* [Exercise requirements]:
Repeat all of the material exactly as given.

··· Provided records

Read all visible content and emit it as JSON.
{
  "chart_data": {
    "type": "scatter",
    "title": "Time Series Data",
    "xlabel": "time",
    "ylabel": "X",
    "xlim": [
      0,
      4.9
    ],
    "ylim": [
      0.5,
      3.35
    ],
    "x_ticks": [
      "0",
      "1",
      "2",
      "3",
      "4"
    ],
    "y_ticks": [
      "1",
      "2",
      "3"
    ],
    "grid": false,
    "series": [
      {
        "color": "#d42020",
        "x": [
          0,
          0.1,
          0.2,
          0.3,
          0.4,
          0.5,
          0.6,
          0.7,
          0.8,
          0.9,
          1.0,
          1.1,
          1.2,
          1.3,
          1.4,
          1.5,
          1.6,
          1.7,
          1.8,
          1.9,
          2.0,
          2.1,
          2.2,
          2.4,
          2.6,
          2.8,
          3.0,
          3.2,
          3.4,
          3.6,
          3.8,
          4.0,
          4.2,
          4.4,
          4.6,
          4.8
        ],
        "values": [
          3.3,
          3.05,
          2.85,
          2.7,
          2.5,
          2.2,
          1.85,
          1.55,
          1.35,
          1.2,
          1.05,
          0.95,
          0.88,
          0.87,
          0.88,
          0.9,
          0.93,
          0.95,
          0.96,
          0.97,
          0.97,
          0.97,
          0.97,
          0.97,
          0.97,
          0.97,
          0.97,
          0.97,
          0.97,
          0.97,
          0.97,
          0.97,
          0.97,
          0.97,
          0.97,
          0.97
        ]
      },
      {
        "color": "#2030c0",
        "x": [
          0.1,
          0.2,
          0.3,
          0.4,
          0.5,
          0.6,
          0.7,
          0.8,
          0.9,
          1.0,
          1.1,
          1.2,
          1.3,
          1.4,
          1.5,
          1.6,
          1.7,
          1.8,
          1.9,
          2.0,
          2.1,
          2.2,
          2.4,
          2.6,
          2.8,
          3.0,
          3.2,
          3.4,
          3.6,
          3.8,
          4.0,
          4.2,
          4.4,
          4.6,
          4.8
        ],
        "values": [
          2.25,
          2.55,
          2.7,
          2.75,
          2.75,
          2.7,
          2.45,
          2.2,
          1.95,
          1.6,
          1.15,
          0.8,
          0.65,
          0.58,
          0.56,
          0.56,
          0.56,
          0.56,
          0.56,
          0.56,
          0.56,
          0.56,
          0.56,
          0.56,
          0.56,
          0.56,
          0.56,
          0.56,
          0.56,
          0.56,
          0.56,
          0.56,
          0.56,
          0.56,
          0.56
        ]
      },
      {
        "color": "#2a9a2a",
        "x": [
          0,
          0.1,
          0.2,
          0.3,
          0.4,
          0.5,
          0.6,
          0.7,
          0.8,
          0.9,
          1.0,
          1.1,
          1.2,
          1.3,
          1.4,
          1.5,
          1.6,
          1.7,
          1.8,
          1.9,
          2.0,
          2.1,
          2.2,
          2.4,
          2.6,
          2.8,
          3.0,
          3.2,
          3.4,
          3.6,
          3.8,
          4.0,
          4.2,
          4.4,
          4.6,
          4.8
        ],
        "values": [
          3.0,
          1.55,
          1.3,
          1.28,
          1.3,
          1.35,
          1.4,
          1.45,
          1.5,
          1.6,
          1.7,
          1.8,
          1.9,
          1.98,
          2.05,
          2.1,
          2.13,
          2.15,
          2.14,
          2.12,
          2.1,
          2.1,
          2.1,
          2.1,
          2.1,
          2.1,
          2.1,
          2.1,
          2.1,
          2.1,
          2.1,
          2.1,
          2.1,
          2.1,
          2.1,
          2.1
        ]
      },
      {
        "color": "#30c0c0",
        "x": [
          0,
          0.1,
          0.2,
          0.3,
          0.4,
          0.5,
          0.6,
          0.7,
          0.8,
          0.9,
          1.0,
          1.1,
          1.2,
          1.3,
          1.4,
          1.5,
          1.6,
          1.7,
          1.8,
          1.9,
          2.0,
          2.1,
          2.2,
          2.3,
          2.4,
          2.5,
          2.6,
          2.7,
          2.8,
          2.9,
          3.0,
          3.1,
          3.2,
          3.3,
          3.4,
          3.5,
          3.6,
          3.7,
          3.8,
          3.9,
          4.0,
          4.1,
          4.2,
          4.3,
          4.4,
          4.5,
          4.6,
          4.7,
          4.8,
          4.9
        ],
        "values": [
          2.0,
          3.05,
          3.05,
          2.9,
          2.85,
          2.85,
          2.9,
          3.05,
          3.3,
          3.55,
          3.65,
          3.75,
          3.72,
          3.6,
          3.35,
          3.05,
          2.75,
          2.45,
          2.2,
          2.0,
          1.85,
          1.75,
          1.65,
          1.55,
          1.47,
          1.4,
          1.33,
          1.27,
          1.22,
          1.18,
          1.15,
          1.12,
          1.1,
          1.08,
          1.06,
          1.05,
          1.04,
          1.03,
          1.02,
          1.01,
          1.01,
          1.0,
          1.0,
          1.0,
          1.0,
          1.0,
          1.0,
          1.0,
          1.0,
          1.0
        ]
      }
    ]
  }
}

······

* [Task response]:
Read all visible content and emit it as JSON.
{
  "chart_data": {
    "type": "scatter",
    "title": "Time Series Data",
    "xlabel": "time",
    "ylabel": "X",
    "xlim": [
      0,
      4.9
    ],
    "ylim": [
      0.5,
      3.35
    ],
    "x_ticks": [
      "0",
      "1",
      "2",
      "3",
      "4"
    ],
    "y_ticks": [
      "1",
      "2",
      "3"
    ],
    "grid": false,
    "series": [
      {
        "color": "#d42020",
        "x": [
          0,
          0.1,
          0.2,
          0.3,
          0.4,
          0.5,
          0.6,
          0.7,
          0.8,
          0.9,
          1.0,
          1.1,
          1.2,
          1.3,
          1.4,
          1.5,
          1.6,
          1.7,
          1.8,
          1.9,
          2.0,
          2.1,
          2.2,
          2.4,
          2.6,
          2.8,
          3.0,
          3.2,
          3.4,
          3.6,
          3.8,
          4.0,
          4.2,
          4.4,
          4.6,
          4.8
        ],
        "values": [
          3.3,
          3.05,
          2.85,
          2.7,
          2.5,
          2.2,
          1.85,
          1.55,
          1.35,
          1.2,
          1.05,
          0.95,
          0.88,
          0.87,
          0.88,
          0.9,
          0.93,
          0.95,
          0.96,
          0.97,
          0.97,
          0.97,
          0.97,
          0.97,
          0.97,
          0.97,
          0.97,
          0.97,
          0.97,
          0.97,
          0.97,
          0.97,
          0.97,
          0.97,
          0.97,
          0.97
        ]
      },
      {
        "color": "#2030c0",
        "x": [
          0.1,
          0.2,
          0.3,
          0.4,
          0.5,
          0.6,
          0.7,
          0.8,
          0.9,
          1.0,
          1.1,
          1.2,
          1.3,
          1.4,
          1.5,
          1.6,
          1.7,
          1.8,
          1.9,
          2.0,
          2.1,
          2.2,
          2.4,
          2.6,
          2.8,
          3.0,
          3.2,
          3.4,
          3.6,
          3.8,
          4.0,
          4.2,
          4.4,
          4.6,
          4.8
        ],
        "values": [
          2.25,
          2.55,
          2.7,
          2.75,
          2.75,
          2.7,
          2.45,
          2.2,
          1.95,
          1.6,
          1.15,
          0.8,
          0.65,
          0.58,
          0.56,
          0.56,
          0.56,
          0.56,
          0.56,
          0.56,
          0.56,
          0.56,
          0.56,
          0.56,
          0.56,
          0.56,
          0.56,
          0.56,
          0.56,
          0.56,
          0.56,
          0.56,
          0.56,
          0.56,
          0.56
        ]
      },
      {
        "color": "#2a9a2a",
        "x": [
          0,
          0.1,
          0.2,
          0.3,
          0.4,
          0.5,
          0.6,
          0.7,
          0.8,
          0.9,
          1.0,
          1.1,
          1.2,
          1.3,
          1.4,
          1.5,
          1.6,
          1.7,
          1.8,
          1.9,
          2.0,
          2.1,
          2.2,
          2.4,
          2.6,
          2.8,
          3.0,
          3.2,
          3.4,
          3.6,
          3.8,
          4.0,
          4.2,
          4.4,
          4.6,
          4.8
        ],
        "values": [
          3.0,
          1.55,
          1.3,
          1.28,
          1.3,
          1.35,
          1.4,
          1.45,
          1.5,
          1.6,
          1.7,
          1.8,
          1.9,
          1.98,
          2.05,
          2.1,
          2.13,
          2.15,
          2.14,
          2.12,
          2.1,
          2.1,
          2.1,
          2.1,
          2.1,
          2.1,
          2.1,
          2.1,
          2.1,
          2.1,
          2.1,
          2.1,
          2.1,
          2.1,
          2.1,
          2.1
        ]
      },
      {
        "color": "#30c0c0",
        "x": [
          0,
          0.1,
          0.2,
          0.3,
          0.4,
          0.5,
          0.6,
          0.7,
          0.8,
          0.9,
          1.0,
          1.1,
          1.2,
          1.3,
          1.4,
          1.5,
          1.6,
          1.7,
          1.8,
          1.9,
          2.0,
          2.1,
          2.2,
          2.3,
          2.4,
          2.5,
          2.6,
          2.7,
          2.8,
          2.9,
          3.0,
          3.1,
          3.2,
          3.3,
          3.4,
          3.5,
          3.6,
          3.7,
          3.8,
          3.9,
          4.0,
          4.1,
          4.2,
          4.3,
          4.4,
          4.5,
          4.6,
          4.7,
          4.8,
          4.9
        ],
        "values": [
          2.0,
          3.05,
          3.05,
          2.9,
          2.85,
          2.85,
          2.9,
          3.05,
          3.3,
          3.55,
          3.65,
          3.75,
          3.72,
          3.6,
          3.35,
          3.05,
          2.75,
          2.45,
          2.2,
          2.0,
          1.85,
          1.75,
          1.65,
          1.55,
          1.47,
          1.4,
          1.33,
          1.27,
          1.22,
          1.18,
          1.15,
          1.12,
          1.1,
          1.08,
          1.06,
          1.05,
          1.04,
          1.03,
          1.02,
          1.01,
          1.01,
          1.0,
          1.0,
          1.0,
          1.0,
          1.0,
          1.0,
          1.0,
          1.0,
          1.0
        ]
      }
    ]
  }
}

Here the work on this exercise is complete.